─── Provided information
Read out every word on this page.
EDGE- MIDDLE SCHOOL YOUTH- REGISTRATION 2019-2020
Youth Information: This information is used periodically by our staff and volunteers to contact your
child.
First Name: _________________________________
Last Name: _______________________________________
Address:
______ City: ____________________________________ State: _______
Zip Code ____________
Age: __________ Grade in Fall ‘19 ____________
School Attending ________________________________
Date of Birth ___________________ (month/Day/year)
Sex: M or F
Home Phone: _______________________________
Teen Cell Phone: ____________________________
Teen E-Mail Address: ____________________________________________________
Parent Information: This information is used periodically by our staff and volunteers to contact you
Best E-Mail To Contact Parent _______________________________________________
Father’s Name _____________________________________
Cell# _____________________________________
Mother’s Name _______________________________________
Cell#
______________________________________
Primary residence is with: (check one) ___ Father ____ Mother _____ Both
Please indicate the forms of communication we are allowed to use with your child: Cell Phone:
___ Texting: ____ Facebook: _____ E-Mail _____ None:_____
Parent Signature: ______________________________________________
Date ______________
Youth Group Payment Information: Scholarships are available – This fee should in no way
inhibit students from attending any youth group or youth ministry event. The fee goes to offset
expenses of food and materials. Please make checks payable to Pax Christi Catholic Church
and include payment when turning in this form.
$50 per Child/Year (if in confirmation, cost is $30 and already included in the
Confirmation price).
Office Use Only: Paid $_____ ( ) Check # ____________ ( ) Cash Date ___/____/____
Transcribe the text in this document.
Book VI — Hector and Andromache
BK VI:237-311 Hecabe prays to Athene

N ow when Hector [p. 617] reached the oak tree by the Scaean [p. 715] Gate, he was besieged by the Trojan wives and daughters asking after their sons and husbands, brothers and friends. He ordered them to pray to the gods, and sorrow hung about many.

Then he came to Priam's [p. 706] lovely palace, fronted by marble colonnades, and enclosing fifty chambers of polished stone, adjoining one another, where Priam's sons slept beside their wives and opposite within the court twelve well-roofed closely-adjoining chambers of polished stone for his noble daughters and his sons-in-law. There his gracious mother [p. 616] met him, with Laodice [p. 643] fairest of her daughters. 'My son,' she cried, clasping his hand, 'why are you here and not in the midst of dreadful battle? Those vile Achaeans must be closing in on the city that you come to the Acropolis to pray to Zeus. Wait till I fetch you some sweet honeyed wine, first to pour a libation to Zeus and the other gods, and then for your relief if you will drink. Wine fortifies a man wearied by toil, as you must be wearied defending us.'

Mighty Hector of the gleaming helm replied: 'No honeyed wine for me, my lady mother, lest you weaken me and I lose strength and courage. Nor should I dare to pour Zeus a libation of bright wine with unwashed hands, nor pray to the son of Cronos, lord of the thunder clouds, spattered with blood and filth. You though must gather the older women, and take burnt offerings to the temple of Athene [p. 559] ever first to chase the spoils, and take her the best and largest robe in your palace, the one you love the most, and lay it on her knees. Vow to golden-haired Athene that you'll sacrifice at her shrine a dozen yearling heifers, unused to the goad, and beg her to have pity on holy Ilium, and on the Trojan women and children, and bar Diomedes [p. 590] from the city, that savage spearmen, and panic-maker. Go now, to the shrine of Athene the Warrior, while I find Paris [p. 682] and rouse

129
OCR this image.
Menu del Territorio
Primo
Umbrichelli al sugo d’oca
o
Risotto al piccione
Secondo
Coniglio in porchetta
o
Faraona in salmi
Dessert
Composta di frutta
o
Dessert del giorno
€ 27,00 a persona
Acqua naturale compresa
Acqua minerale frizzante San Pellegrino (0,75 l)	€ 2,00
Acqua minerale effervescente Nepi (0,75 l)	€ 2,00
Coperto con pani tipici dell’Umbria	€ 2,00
──────
Reproduce the entries above exactly.

Read out every word on this page.
EDGE- MIDDLE SCHOOL YOUTH- REGISTRATION 2019-2020
Youth Information: This information is used periodically by our staff and volunteers to contact your
child.
First Name: _________________________________
Last Name: _______________________________________
Address:
______ City: ____________________________________ State: _______
Zip Code ____________
Age: __________ Grade in Fall ‘19 ____________
School Attending ________________________________
Date of Birth ___________________ (month/Day/year)
Sex: M or F
Home Phone: _______________________________
Teen Cell Phone: ____________________________
Teen E-Mail Address: ____________________________________________________
Parent Information: This information is used periodically by our staff and volunteers to contact you
Best E-Mail To Contact Parent _______________________________________________
Father’s Name _____________________________________
Cell# _____________________________________
Mother’s Name _______________________________________
Cell#
______________________________________
Primary residence is with: (check one) ___ Father ____ Mother _____ Both
Please indicate the forms of communication we are allowed to use with your child: Cell Phone:
___ Texting: ____ Facebook: _____ E-Mail _____ None:_____
Parent Signature: ______________________________________________
Date ______________
Youth Group Payment Information: Scholarships are available – This fee should in no way
inhibit students from attending any youth group or youth ministry event. The fee goes to offset
expenses of food and materials. Please make checks payable to Pax Christi Catholic Church
and include payment when turning in this form.
$50 per Child/Year (if in confirmation, cost is $30 and already included in the
Confirmation price).
Office Use Only: Paid $_____ ( ) Check # ____________ ( ) Cash Date ___/____/____
Transcribe the text in this document.
Book VI — Hector and Andromache
BK VI:237-311 Hecabe prays to Athene

N ow when Hector [p. 617] reached the oak tree by the Scaean [p. 715] Gate, he was besieged by the Trojan wives and daughters asking after their sons and husbands, brothers and friends. He ordered them to pray to the gods, and sorrow hung about many.

Then he came to Priam's [p. 706] lovely palace, fronted by marble colonnades, and enclosing fifty chambers of polished stone, adjoining one another, where Priam's sons slept beside their wives and opposite within the court twelve well-roofed closely-adjoining chambers of polished stone for his noble daughters and his sons-in-law. There his gracious mother [p. 616] met him, with Laodice [p. 643] fairest of her daughters. 'My son,' she cried, clasping his hand, 'why are you here and not in the midst of dreadful battle? Those vile Achaeans must be closing in on the city that you come to the Acropolis to pray to Zeus. Wait till I fetch you some sweet honeyed wine, first to pour a libation to Zeus and the other gods, and then for your relief if you will drink. Wine fortifies a man wearied by toil, as you must be wearied defending us.'

Mighty Hector of the gleaming helm replied: 'No honeyed wine for me, my lady mother, lest you weaken me and I lose strength and courage. Nor should I dare to pour Zeus a libation of bright wine with unwashed hands, nor pray to the son of Cronos, lord of the thunder clouds, spattered with blood and filth. You though must gather the older women, and take burnt offerings to the temple of Athene [p. 559] ever first to chase the spoils, and take her the best and largest robe in your palace, the one you love the most, and lay it on her knees. Vow to golden-haired Athene that you'll sacrifice at her shrine a dozen yearling heifers, unused to the goad, and beg her to have pity on holy Ilium, and on the Trojan women and children, and bar Diomedes [p. 590] from the city, that savage spearmen, and panic-maker. Go now, to the shrine of Athene the Warrior, while I find Paris [p. 682] and rouse

129
OCR this image.
Menu del Territorio
Primo
Umbrichelli al sugo d’oca
o
Risotto al piccione
Secondo
Coniglio in porchetta
o
Faraona in salmi
Dessert
Composta di frutta
o
Dessert del giorno
€ 27,00 a persona
Acqua naturale compresa
Acqua minerale frizzante San Pellegrino (0,75 l)	€ 2,00
Acqua minerale effervescente Nepi (0,75 l)	€ 2,00
Coperto con pani tipici dell’Umbria	€ 2,00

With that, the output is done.